TASK PROMPT: Extract each line from the entries below that has the string "this" in it.

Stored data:
· · ·
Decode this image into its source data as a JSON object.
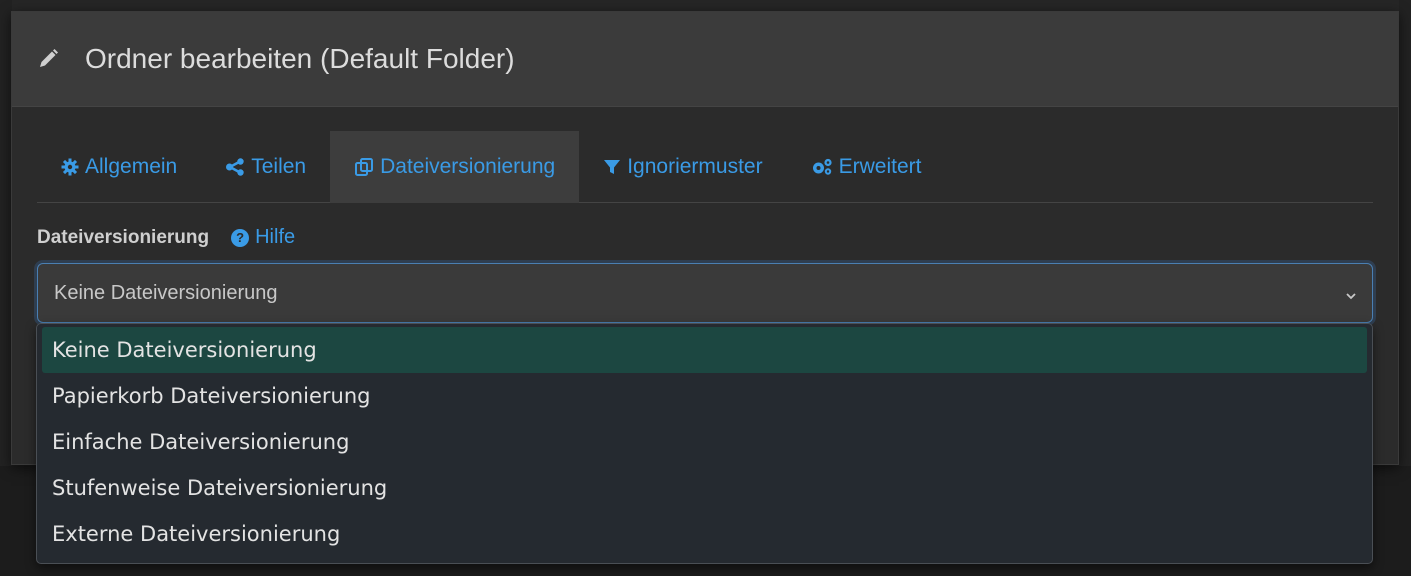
{
  "modal": {
    "title": "Ordner bearbeiten (Default Folder)"
  },
  "tabs": [
    {
      "label": "Allgemein",
      "icon": "gear-icon"
    },
    {
      "label": "Teilen",
      "icon": "share-icon"
    },
    {
      "label": "Dateiversionierung",
      "icon": "copy-icon",
      "active": true
    },
    {
      "label": "Ignoriermuster",
      "icon": "filter-icon"
    },
    {
      "label": "Erweitert",
      "icon": "gears-icon"
    }
  ],
  "versioning": {
    "label": "Dateiversionierung",
    "help_label": "Hilfe",
    "selected": "Keine Dateiversionierung",
    "options": [
      "Keine Dateiversionierung",
      "Papierkorb Dateiversionierung",
      "Einfache Dateiversionierung",
      "Stufenweise Dateiversionierung",
      "Externe Dateiversionierung"
    ]
  },
  "colors": {
    "accent": "#3a9be6",
    "selected_option": "#1c4741"
  }
}
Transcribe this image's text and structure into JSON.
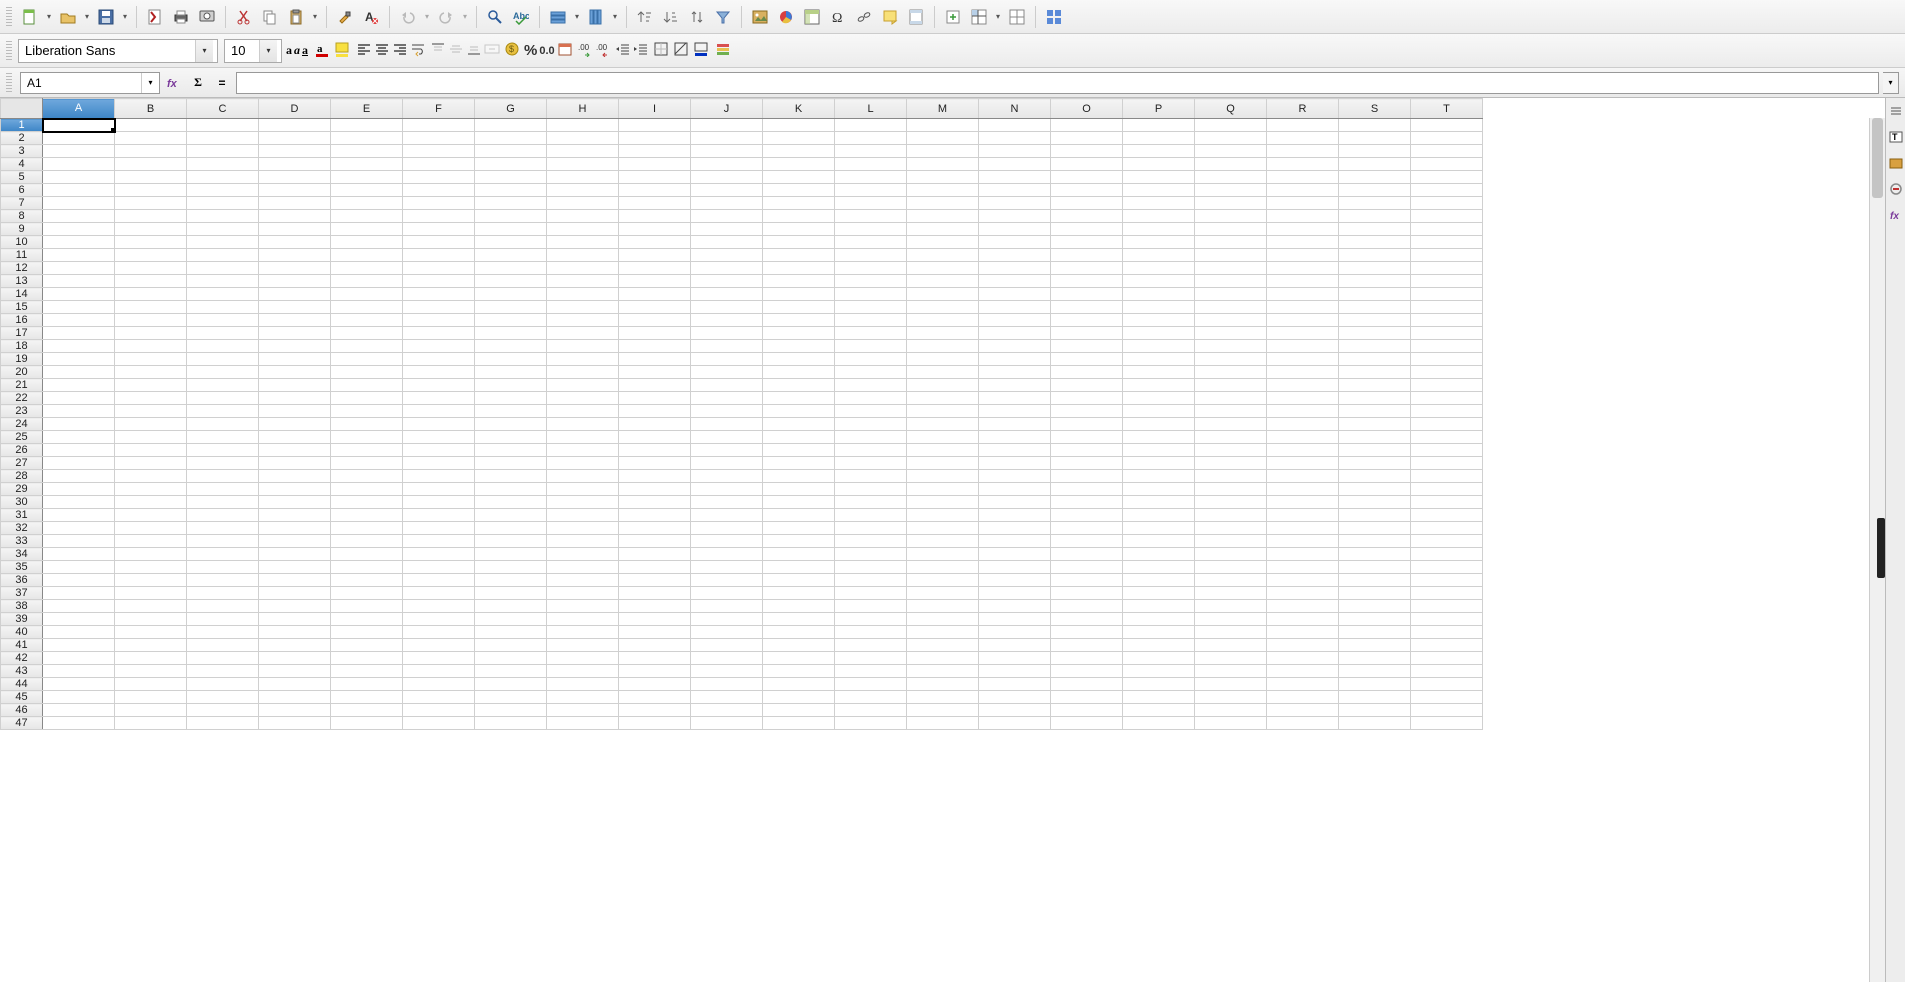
{
  "font_name": "Liberation Sans",
  "font_size": "10",
  "active_cell": "A1",
  "formula_value": "",
  "columns": [
    "A",
    "B",
    "C",
    "D",
    "E",
    "F",
    "G",
    "H",
    "I",
    "J",
    "K",
    "L",
    "M",
    "N",
    "O",
    "P",
    "Q",
    "R",
    "S",
    "T"
  ],
  "rows": 47,
  "selected_col": "A",
  "selected_row": 1,
  "toolbar2": {
    "bold": "a",
    "italic": "a",
    "underline": "a",
    "percent": "%",
    "numfmt": "0.0"
  }
}
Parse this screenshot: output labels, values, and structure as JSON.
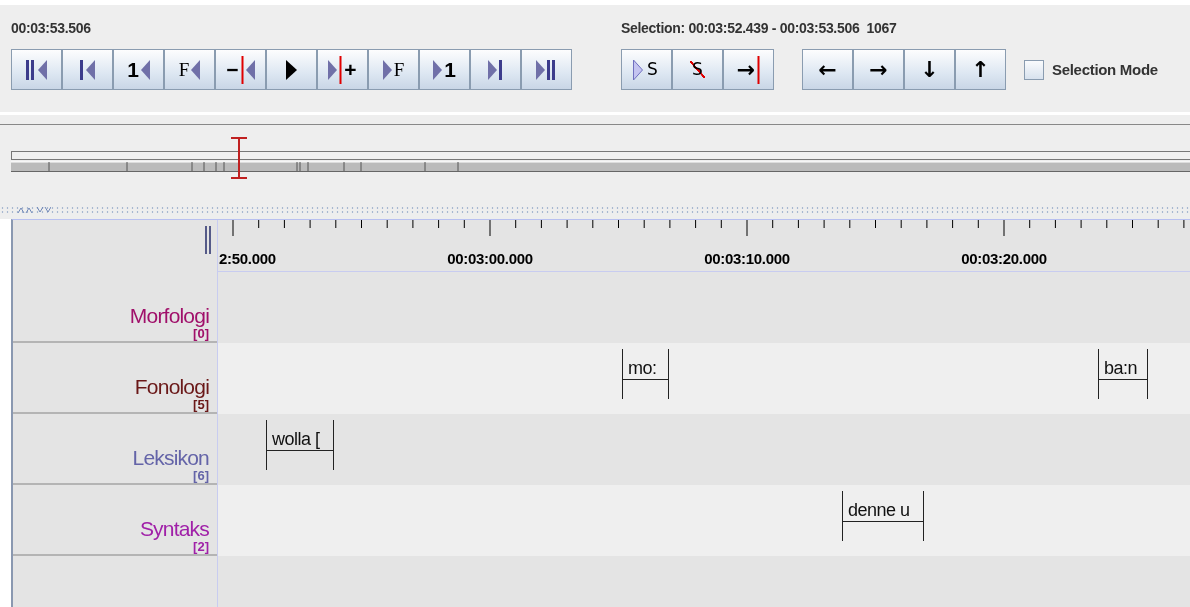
{
  "toolbar": {
    "current_time": "00:03:53.506",
    "media_buttons": [
      {
        "kind": "begin"
      },
      {
        "kind": "prev"
      },
      {
        "kind": "glyph-left",
        "glyph": "1"
      },
      {
        "kind": "glyph-left-serif",
        "glyph": "F"
      },
      {
        "kind": "glyph-red-left",
        "glyph": "−"
      },
      {
        "kind": "play"
      },
      {
        "kind": "right-red-glyph",
        "glyph": "+"
      },
      {
        "kind": "right-glyph-serif",
        "glyph": "F"
      },
      {
        "kind": "right-glyph",
        "glyph": "1"
      },
      {
        "kind": "next"
      },
      {
        "kind": "end"
      }
    ],
    "selection": "Selection: 00:03:52.439 - 00:03:53.506  1067",
    "selection_buttons": [
      {
        "kind": "play-selection",
        "glyph": "S"
      },
      {
        "kind": "clear-selection",
        "glyph": "S"
      },
      {
        "kind": "glyph-red",
        "glyph": "→"
      }
    ],
    "navigation_buttons": [
      {
        "kind": "glyph",
        "glyph": "←"
      },
      {
        "kind": "glyph",
        "glyph": "→"
      },
      {
        "kind": "glyph",
        "glyph": "↓"
      },
      {
        "kind": "glyph",
        "glyph": "↑"
      }
    ],
    "selection_mode": {
      "label": "Selection Mode",
      "checked": false
    }
  },
  "ruler": {
    "labels": [
      "2:50.000",
      "00:03:00.000",
      "00:03:10.000",
      "00:03:20.000"
    ]
  },
  "tiers": [
    {
      "name": "Morfologi",
      "count": "[0]",
      "color": "#a0106a"
    },
    {
      "name": "Fonologi",
      "count": "[5]",
      "color": "#6a1818",
      "annotations": [
        {
          "text": "mo:"
        },
        {
          "text": "ba:n"
        }
      ]
    },
    {
      "name": "Leksikon",
      "count": "[6]",
      "color": "#6464a8",
      "annotations": [
        {
          "text": "wolla ["
        }
      ]
    },
    {
      "name": "Syntaks",
      "count": "[2]",
      "color": "#a020a8",
      "annotations": [
        {
          "text": "denne u"
        }
      ]
    }
  ]
}
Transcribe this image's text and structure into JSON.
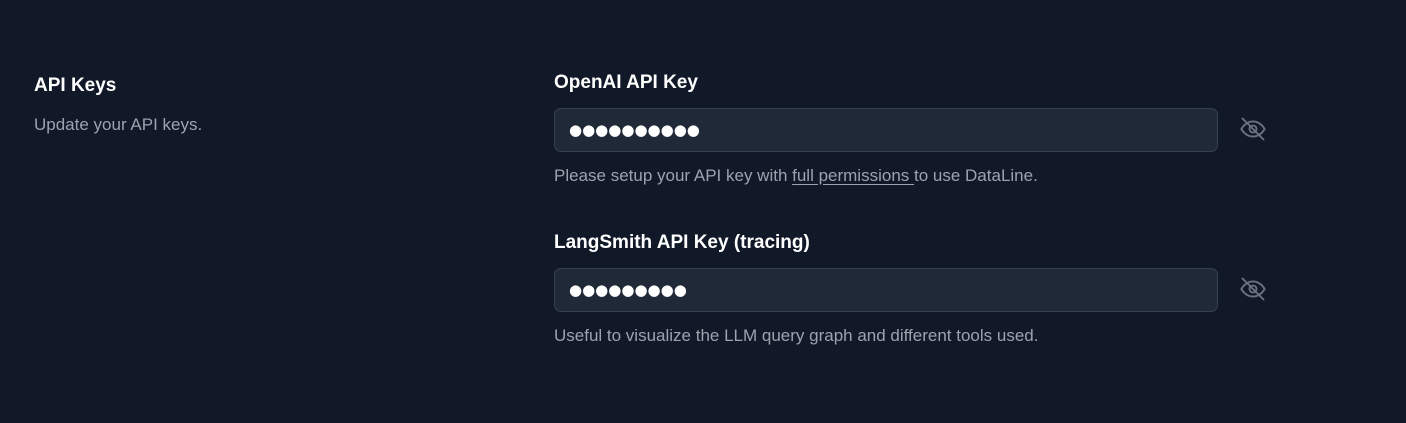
{
  "section": {
    "title": "API Keys",
    "description": "Update your API keys."
  },
  "openai": {
    "label": "OpenAI API Key",
    "value": "●●●●●●●●●●",
    "help_prefix": "Please setup your API key with ",
    "help_link": "full permissions ",
    "help_suffix": "to use DataLine.",
    "toggle_icon": "eye-off-icon"
  },
  "langsmith": {
    "label": "LangSmith API Key (tracing)",
    "value": "●●●●●●●●●",
    "help": "Useful to visualize the LLM query graph and different tools used.",
    "toggle_icon": "eye-off-icon"
  },
  "colors": {
    "background": "#111827",
    "input_bg": "#1f2937",
    "input_border": "#374151",
    "muted_text": "#9ca3af",
    "icon": "#6b7280"
  }
}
· · ·
ANSWER FOR THE TASK:
Decode this image into its source data as a JSON object.
Transcribe this image's text and structure into JSON.
Parse this screenshot: output labels, values, and structure as JSON.
Transcribe this image's text and structure into JSON.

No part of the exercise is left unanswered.